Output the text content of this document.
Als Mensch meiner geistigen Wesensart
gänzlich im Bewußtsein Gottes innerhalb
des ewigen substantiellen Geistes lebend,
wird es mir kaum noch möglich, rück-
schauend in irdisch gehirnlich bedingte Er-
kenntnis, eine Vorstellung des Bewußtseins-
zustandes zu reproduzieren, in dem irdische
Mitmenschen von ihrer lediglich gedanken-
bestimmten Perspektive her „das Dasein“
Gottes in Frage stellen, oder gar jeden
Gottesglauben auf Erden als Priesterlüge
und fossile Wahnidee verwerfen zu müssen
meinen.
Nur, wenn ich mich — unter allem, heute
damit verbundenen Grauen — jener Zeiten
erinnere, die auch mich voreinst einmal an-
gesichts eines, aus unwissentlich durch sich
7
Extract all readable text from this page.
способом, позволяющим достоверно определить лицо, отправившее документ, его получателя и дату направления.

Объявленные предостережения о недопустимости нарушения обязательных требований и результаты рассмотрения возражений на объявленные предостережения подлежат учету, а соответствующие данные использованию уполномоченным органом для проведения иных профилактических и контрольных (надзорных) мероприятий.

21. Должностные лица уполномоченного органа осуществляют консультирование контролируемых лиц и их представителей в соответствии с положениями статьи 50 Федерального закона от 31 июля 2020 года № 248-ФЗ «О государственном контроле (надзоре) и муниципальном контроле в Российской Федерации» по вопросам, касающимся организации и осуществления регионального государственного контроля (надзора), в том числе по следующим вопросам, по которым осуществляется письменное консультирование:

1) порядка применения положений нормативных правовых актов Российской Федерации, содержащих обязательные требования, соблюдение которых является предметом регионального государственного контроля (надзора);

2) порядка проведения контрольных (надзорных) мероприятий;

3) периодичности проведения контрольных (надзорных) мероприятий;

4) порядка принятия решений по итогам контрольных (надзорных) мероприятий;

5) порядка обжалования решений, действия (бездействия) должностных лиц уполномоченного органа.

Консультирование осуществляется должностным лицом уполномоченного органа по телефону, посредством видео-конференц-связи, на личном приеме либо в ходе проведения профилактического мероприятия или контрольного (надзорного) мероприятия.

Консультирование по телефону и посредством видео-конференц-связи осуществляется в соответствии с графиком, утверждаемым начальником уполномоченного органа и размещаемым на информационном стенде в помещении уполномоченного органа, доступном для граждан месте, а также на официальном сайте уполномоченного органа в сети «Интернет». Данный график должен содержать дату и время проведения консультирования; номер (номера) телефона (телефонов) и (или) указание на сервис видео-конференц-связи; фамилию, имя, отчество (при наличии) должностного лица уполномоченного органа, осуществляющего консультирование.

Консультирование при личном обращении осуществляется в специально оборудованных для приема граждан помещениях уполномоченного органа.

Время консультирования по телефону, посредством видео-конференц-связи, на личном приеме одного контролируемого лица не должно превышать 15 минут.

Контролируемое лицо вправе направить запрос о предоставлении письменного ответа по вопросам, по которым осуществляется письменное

======

(Work instructions)
Track down all lines above with the string "граждан" and copy them.

(Reply to the task)
Консультирование по телефону и посредством видео-конференц-связи осуществляется в соответствии с графиком, утверждаемым начальником уполномоченного органа и размещаемым на информационном стенде в помещении уполномоченного органа, доступном для граждан месте, а также на официальном сайте уполномоченного органа в сети «Интернет». Данный график должен содержать дату и время проведения консультирования; номер (номера) телефона (телефонов) и (или) указание на сервис видео-конференц-связи; фамилию, имя, отчество (при наличии) должностного лица уполномоченного органа, осуществляющего консультирование.
Консультирование при личном обращении осуществляется в специально оборудованных для приема граждан помещениях уполномоченного органа.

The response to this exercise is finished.